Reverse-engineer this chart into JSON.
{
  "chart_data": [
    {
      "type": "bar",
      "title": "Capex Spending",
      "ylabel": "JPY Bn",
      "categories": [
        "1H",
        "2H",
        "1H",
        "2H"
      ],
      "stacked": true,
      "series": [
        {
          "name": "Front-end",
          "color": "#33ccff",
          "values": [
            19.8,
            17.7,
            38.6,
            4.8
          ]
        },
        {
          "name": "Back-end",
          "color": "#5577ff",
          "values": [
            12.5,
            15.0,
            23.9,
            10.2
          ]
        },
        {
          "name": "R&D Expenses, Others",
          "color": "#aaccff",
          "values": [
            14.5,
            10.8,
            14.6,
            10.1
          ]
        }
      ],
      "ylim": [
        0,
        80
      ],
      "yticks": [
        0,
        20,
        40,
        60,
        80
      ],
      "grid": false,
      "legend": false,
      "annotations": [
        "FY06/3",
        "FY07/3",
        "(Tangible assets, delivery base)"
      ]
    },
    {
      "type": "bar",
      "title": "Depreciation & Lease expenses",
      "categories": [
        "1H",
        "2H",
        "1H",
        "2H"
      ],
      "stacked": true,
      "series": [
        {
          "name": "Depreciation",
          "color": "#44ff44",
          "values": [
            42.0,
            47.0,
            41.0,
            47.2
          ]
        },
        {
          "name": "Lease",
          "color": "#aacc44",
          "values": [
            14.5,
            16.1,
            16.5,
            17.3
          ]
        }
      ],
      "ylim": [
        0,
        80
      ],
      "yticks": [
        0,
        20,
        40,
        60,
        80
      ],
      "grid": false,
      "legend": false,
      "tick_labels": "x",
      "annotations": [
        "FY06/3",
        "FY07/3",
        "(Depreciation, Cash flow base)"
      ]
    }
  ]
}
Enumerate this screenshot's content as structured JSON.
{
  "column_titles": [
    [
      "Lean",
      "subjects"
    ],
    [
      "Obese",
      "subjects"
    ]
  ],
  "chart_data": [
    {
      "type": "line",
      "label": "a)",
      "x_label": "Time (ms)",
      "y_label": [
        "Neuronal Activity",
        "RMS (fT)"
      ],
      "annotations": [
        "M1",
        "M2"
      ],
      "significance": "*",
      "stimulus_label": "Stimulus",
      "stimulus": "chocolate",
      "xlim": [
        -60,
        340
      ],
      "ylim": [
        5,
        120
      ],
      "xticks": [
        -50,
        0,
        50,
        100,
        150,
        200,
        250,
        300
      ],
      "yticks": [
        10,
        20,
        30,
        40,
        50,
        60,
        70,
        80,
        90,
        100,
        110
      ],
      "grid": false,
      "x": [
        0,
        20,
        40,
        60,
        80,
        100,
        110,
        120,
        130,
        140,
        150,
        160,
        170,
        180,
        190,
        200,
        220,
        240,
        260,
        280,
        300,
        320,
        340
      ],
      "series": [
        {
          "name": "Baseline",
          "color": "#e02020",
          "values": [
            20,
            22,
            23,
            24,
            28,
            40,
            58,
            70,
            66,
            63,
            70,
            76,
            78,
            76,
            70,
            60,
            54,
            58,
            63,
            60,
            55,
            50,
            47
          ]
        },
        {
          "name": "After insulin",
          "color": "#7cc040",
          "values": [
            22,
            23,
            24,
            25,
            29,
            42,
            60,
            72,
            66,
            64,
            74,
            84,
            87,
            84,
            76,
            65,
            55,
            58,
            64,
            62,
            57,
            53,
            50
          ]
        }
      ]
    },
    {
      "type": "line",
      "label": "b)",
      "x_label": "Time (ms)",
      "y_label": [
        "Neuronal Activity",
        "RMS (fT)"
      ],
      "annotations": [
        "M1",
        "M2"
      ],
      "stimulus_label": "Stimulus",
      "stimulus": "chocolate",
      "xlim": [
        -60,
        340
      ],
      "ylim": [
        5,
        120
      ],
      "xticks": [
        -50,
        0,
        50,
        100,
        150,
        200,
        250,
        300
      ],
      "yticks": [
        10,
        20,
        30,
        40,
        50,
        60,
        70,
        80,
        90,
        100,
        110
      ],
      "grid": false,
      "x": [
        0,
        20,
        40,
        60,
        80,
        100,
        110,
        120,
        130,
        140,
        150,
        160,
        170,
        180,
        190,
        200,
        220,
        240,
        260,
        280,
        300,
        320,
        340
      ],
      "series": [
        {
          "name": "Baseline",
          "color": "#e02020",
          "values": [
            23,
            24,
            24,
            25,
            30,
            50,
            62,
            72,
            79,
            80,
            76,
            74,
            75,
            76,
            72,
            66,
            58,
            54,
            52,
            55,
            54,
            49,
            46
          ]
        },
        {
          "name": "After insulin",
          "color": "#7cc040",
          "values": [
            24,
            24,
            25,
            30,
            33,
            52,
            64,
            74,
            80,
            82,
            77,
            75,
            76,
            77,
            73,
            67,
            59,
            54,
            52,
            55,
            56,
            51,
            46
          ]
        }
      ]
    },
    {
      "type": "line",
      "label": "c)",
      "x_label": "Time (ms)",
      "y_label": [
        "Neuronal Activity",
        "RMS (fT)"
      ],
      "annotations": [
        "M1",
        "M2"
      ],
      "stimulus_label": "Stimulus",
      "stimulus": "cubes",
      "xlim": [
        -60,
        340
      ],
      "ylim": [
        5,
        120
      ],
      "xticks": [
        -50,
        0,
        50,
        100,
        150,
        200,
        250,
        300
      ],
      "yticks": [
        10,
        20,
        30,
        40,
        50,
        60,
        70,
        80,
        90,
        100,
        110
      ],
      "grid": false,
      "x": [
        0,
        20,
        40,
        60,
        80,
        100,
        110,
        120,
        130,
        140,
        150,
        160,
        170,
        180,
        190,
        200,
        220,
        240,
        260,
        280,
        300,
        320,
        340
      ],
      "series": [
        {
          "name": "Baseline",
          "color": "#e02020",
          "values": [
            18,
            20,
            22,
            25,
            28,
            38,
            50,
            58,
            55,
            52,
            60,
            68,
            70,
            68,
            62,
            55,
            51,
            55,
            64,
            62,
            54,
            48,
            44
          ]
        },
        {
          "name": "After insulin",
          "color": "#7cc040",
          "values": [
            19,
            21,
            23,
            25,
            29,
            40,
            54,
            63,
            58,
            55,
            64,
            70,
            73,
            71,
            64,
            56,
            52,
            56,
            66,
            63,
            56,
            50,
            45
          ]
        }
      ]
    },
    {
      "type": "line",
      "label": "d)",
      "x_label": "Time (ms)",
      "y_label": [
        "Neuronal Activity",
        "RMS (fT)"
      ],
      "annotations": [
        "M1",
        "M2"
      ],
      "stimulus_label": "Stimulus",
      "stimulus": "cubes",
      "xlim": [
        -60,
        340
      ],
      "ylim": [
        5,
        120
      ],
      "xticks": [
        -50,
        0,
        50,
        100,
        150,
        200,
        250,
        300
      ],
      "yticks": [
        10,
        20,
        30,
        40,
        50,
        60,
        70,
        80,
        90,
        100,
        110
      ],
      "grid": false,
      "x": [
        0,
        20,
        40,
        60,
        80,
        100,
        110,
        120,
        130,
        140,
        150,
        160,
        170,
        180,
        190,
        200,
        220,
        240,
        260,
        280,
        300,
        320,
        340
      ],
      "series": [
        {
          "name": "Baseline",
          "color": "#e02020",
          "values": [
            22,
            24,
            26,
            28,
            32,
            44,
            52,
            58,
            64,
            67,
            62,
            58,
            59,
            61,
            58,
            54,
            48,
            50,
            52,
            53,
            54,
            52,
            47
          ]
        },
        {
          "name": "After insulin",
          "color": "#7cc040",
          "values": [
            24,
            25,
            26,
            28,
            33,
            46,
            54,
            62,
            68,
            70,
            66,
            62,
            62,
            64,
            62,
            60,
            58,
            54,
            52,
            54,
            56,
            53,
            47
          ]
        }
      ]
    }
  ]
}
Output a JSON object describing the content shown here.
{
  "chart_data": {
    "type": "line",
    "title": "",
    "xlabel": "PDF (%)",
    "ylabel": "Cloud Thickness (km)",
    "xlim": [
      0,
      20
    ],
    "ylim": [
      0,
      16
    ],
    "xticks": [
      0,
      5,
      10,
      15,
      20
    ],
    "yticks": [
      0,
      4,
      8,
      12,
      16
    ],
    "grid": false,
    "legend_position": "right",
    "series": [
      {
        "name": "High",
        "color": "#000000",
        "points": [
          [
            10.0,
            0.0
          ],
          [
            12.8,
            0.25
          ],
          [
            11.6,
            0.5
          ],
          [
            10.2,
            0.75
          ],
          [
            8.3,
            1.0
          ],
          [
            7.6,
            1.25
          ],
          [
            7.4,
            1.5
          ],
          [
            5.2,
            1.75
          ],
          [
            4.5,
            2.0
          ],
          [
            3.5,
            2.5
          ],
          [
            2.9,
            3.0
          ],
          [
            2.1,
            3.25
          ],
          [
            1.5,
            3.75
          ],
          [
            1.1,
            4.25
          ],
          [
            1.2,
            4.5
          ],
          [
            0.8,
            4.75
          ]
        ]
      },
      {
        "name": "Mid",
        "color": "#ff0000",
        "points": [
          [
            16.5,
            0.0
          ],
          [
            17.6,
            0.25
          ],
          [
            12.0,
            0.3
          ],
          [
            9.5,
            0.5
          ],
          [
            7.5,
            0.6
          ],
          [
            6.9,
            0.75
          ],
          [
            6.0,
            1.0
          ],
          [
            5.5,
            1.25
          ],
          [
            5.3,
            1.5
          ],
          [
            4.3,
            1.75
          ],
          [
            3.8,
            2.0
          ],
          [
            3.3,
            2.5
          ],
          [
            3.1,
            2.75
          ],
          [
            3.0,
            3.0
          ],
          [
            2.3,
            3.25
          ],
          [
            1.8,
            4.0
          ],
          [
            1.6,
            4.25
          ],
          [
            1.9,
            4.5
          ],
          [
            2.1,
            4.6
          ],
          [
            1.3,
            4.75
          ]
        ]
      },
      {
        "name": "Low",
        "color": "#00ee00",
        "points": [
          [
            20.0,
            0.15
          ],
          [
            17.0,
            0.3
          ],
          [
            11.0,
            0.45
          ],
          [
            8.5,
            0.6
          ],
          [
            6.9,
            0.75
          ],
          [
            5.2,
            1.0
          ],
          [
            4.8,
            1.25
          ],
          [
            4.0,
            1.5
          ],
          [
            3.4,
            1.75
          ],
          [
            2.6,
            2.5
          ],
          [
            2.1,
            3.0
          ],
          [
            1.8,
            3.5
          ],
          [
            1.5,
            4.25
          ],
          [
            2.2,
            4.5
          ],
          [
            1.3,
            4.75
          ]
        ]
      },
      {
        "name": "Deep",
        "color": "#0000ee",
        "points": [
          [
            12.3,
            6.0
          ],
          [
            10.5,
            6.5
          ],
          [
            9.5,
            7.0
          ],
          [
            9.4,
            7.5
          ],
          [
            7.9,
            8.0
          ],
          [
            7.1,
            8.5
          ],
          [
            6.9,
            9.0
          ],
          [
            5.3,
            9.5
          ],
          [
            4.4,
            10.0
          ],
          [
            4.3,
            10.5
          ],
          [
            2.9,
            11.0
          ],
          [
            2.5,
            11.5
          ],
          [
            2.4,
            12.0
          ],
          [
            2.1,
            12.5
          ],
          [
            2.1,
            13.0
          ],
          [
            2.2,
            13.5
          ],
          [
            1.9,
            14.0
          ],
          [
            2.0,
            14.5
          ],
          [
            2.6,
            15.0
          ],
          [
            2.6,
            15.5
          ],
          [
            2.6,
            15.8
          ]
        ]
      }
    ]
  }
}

• [What to do]
Return each line of the data that contains the string "ylabel".

• [Response to the task]
      "ylabel": "JPY Bn",
    "ylabel": "Cloud Thickness (km)",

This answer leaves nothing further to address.